> [DATASET CONTENT]:
================================

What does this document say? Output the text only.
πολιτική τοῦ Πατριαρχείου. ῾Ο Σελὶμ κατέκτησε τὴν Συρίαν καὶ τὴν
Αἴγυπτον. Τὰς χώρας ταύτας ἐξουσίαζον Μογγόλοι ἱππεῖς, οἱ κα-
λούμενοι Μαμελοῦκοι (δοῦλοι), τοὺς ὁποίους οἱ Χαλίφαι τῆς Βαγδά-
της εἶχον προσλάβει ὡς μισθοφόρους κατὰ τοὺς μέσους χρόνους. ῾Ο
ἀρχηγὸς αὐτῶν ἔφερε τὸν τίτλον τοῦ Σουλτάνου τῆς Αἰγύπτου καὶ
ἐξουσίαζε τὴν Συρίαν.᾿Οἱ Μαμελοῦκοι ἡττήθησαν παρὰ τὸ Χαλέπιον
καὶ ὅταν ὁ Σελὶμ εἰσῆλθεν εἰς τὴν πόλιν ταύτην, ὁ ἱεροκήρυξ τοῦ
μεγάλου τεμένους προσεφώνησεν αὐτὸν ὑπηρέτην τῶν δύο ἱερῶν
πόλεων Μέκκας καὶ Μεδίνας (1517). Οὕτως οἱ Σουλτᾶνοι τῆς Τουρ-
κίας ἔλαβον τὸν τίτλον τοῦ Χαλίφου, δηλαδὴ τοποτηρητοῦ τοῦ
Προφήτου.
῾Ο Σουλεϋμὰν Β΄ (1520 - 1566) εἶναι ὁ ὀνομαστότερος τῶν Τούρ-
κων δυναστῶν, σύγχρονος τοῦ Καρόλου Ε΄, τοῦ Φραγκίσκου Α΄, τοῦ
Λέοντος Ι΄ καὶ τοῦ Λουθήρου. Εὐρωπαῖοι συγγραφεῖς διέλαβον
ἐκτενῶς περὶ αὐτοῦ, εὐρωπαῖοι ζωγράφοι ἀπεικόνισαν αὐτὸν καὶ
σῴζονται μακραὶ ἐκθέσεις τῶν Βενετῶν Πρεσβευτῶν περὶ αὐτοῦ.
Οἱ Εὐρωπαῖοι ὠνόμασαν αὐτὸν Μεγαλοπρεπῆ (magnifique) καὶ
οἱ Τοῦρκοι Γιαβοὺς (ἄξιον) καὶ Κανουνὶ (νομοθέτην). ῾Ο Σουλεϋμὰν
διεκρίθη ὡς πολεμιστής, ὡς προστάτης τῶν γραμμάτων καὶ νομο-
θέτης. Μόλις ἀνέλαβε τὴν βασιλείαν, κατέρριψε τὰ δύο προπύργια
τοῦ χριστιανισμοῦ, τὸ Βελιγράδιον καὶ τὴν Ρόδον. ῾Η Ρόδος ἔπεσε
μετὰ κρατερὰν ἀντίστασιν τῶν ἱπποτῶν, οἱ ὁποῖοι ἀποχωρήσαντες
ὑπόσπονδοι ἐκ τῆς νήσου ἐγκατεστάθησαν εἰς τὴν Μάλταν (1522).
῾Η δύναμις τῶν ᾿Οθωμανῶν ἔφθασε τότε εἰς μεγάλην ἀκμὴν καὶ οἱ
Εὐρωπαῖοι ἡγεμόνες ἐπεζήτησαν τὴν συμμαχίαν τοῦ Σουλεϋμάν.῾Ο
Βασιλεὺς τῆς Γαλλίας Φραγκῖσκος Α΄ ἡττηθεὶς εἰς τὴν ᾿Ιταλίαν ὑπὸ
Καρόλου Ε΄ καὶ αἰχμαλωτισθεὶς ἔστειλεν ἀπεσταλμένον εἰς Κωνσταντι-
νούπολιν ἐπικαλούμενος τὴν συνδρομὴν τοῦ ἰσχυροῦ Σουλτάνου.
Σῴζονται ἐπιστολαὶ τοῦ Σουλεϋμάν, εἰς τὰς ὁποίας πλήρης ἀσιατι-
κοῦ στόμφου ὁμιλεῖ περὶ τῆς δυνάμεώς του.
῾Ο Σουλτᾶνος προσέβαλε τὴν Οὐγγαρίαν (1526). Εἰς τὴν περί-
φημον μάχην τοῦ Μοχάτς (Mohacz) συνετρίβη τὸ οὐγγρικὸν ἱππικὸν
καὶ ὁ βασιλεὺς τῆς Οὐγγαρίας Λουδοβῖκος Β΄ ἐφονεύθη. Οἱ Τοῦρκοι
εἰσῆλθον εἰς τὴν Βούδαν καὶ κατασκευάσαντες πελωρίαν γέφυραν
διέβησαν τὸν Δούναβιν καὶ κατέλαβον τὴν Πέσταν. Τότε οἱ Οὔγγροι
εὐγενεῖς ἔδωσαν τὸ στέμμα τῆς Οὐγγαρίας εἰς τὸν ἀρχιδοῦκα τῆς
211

================================

> [WORK REQUIRED]: Above are some records. Report the number of their lines that include "Σουλτάνου", and add nothing else.

> [ANSWER TO THIS PROBLEM]: 2